ARTICLE —
──────────────────────────────

PromptRobust-CLIP-Evaluating-Vision-Language-Model-Sensitivity-to-Text-Prompt-Variations

Project Metadata

Authors

Team: Basel Alzahrani
Supervisor Name: Dr. Muzammil Behzad
Affiliations: KFUPM

Introduction

Large-scale vision-language models such as CLIP have demonstrated strong zero-shot recognition ability by aligning image and text representations. However, manually designed prompts are often suboptimal for downstream tasks, especially under few-shot learning settings where only limited labeled samples are available.

Prompt learning methods such as CoOp and CoCoOp improve adaptation by learning context tokens while keeping the pretrained CLIP backbone frozen. Although effective, these methods often rely only on class names and may produce unstable predictions under low-data supervision.

This project proposes Attribute-Aware Consistency Prompt Learning (AACPL), a lightweight extension of CoCoOp that improves prompt learning through richer semantic descriptions and dual-branch consistency regularization.

We:

Enrich class prompts using semantic attributes.
Learn two complementary prompt branches.
Apply KL consistency loss between prompt branches.
Use probability ensembling and temperature calibration at inference.

The goal is to improve few-shot classification accuracy while preserving the frozen visual encoder.

Problem Statement

Few-shot prompt learning methods face several limitations:

Q1: Limited Text Supervision

Using only class names may not fully exploit CLIP’s language prior.

Q2: Prompt Instability

Different prompt variants may produce inconsistent predictions under few-shot training.

Q3: Efficient Adaptation

Can we improve CoCoOp without modifying the visual backbone or adding heavy multimodal modules?

We evaluate whether semantic prompt enrichment and consistency learning can improve OxfordPets accuracy under the 16-shot setting.

Application Area and Project Domain

This project belongs to:

Computer Vision
Vision-Language Models
Prompt Learning
Few-Shot Learning
Transfer Learning

Applications include:

Fine-grained image recognition
Low-data domain adaptation
Efficient deployment of pretrained models
Lightweight adaptation for edge systems

What is the paper trying to do, and what are you planning to do?

he reference paper CoCoOp proposes conditional prompt learning by generating instance-conditioned prompt tokens using image features.

This project extends that idea through:

Proposed AACPL Improvements

Attribute-Aware Prompt Construction

Instead of: Persian We use: Persian, fluffy long-haired flat-faced cat

This gives richer semantic supervision.

──────────────────────────────

SUPPLIED DATA —

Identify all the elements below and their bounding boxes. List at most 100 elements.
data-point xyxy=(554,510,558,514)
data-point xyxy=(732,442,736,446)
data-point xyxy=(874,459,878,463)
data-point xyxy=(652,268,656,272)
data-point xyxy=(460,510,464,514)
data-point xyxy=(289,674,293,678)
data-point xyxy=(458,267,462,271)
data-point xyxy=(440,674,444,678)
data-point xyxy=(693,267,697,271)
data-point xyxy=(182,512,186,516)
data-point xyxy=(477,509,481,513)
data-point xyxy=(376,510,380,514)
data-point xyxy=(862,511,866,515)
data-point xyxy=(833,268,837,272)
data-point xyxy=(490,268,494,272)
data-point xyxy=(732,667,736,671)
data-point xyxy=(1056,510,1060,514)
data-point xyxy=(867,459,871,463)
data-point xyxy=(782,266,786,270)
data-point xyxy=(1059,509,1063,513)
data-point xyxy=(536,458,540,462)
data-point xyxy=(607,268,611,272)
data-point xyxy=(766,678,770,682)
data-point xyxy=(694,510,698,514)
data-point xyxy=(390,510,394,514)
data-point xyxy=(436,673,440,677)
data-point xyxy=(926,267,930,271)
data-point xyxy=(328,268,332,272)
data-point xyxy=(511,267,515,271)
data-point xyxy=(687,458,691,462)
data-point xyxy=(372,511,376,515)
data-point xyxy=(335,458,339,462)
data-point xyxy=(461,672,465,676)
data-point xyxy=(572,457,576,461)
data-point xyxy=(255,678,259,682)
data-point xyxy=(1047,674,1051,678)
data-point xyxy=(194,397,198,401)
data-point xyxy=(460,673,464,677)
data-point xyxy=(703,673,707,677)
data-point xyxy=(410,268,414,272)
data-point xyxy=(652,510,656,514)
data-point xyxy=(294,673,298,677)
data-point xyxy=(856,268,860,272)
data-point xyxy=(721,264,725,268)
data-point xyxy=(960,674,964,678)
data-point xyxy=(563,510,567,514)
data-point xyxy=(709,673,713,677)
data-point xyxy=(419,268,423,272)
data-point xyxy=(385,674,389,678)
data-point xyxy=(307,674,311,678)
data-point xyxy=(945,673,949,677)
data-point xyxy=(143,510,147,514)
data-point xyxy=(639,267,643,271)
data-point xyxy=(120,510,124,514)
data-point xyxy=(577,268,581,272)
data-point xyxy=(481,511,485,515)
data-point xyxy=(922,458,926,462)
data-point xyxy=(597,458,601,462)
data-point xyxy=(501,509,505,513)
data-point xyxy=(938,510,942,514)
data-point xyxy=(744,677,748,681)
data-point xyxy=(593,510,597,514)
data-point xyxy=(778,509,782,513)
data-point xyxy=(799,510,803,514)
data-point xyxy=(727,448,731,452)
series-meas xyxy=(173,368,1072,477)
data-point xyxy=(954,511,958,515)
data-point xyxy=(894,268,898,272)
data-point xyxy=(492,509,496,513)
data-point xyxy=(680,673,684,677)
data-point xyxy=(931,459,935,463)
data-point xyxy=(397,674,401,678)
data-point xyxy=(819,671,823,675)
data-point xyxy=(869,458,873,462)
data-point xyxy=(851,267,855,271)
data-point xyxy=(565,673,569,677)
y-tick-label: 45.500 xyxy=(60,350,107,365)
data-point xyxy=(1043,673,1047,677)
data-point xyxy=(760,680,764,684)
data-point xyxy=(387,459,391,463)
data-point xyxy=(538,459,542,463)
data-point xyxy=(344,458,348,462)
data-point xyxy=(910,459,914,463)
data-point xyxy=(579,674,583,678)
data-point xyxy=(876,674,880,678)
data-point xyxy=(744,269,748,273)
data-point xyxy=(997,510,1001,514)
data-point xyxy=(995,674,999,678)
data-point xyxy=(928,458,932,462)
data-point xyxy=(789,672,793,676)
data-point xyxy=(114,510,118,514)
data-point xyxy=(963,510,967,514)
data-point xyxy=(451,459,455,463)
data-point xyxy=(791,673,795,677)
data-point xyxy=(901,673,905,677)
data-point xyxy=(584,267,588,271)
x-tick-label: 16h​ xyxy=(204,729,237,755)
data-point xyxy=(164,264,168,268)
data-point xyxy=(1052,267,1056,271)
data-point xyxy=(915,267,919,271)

──────────────────────────────

EXERCISE A —
Do these statements agree with the project page? Answer yes or no for each, and quote the deciding words.
(i) The project changes CLIP's visual encoder during training.
(ii) The project evaluates accuracy on OxfordPets in the 16-shot setting.
(iii) A KL consistency loss is applied between the two prompt branches.
EXERCISE B — Can you reproduce the project page word for word, everything from "Q2: Prompt Instability" down to "heavy multimodal modules?"?
The items have nothing to do with the project page.

EXERCISE SOLUTION A —
(i) No: "The goal is to improve few-shot classification accuracy while preserving the frozen visual encoder."
(ii) Yes: "We evaluate whether semantic prompt enrichment and consistency learning can improve OxfordPets accuracy under the 16-shot setting."
(iii) Yes: "Apply KL consistency loss between prompt branches."

EXERCISE SOLUTION B —
Q2: Prompt Instability

Different prompt variants may produce inconsistent predictions under few-shot training.

Q3: Efficient Adaptation

Can we improve CoCoOp without modifying the visual backbone or adding heavy multimodal modules?